Brief
Go through the data below and copy it exactly, skipping every picture.

-- start --

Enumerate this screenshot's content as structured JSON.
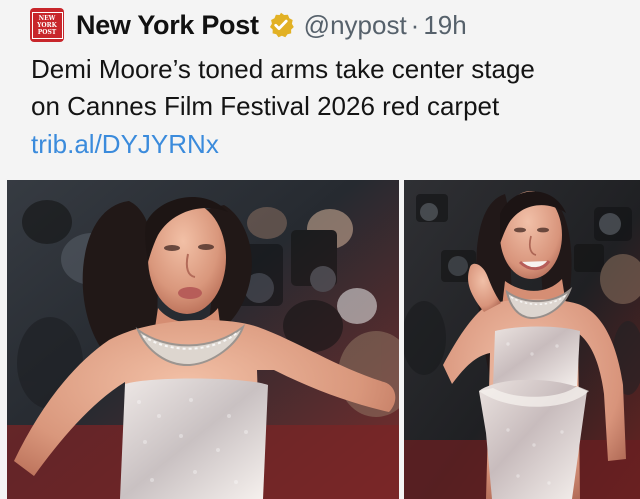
{
  "post": {
    "author": {
      "avatar_text": [
        "NEW",
        "YORK",
        "POST"
      ],
      "display_name": "New York Post",
      "handle": "@nypost",
      "separator": "·",
      "time": "19h",
      "verified_icon": "gold-verified-badge-icon",
      "brand_color": "#c8262b"
    },
    "text_lines": [
      "Demi Moore’s toned arms take center stage",
      "on Cannes Film Festival 2026 red carpet"
    ],
    "link_text": "trib.al/DYJYRNx",
    "media": {
      "images": [
        {
          "name": "red-carpet-photo-1"
        },
        {
          "name": "red-carpet-photo-2"
        }
      ]
    },
    "colors": {
      "background": "#f4f4f4",
      "text": "#141414",
      "secondary_text": "#56616b",
      "link": "#3b8bdc"
    }
  }
}
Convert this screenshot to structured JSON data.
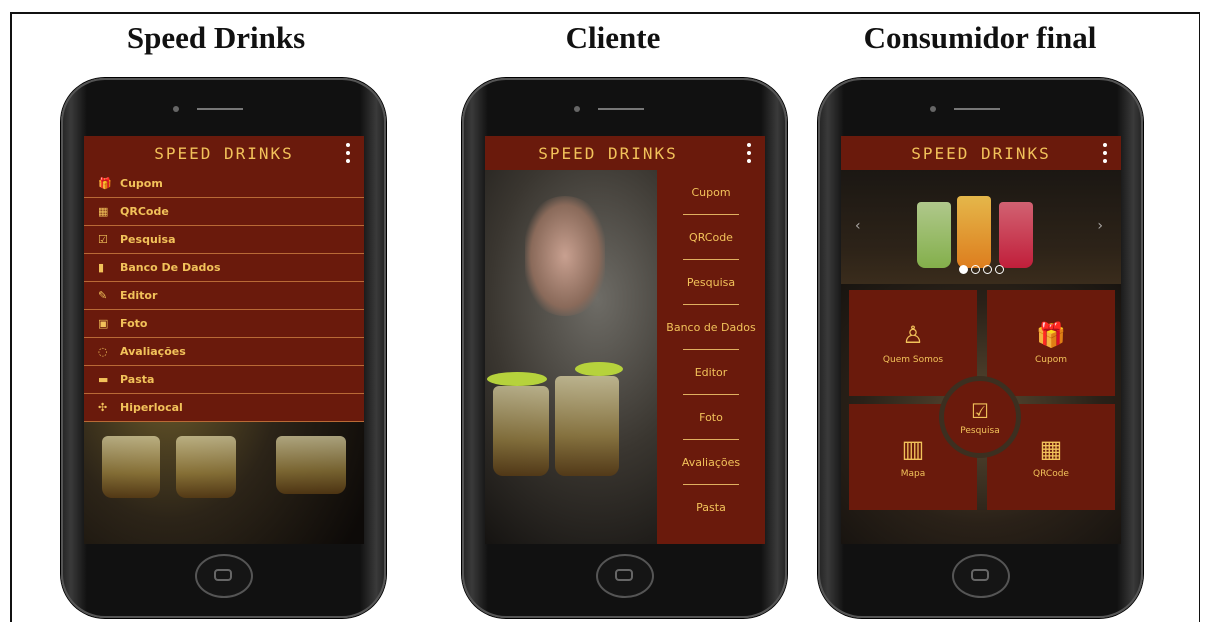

-- end --

Reply
Enumerate this screenshot's content as structured JSON.
{
  "post": {
    "author": {
      "avatar_text": [
        "NEW",
        "YORK",
        "POST"
      ],
      "display_name": "New York Post",
      "handle": "@nypost",
      "separator": "·",
      "time": "19h",
      "verified_icon": "gold-verified-badge-icon",
      "brand_color": "#c8262b"
    },
    "text_lines": [
      "Demi Moore’s toned arms take center stage",
      "on Cannes Film Festival 2026 red carpet"
    ],
    "link_text": "trib.al/DYJYRNx",
    "media": {
      "images": [
        {
          "name": "red-carpet-photo-1"
        },
        {
          "name": "red-carpet-photo-2"
        }
      ]
    },
    "colors": {
      "background": "#f4f4f4",
      "text": "#141414",
      "secondary_text": "#56616b",
      "link": "#3b8bdc"
    }
  }
}
Convert this screenshot to structured JSON data.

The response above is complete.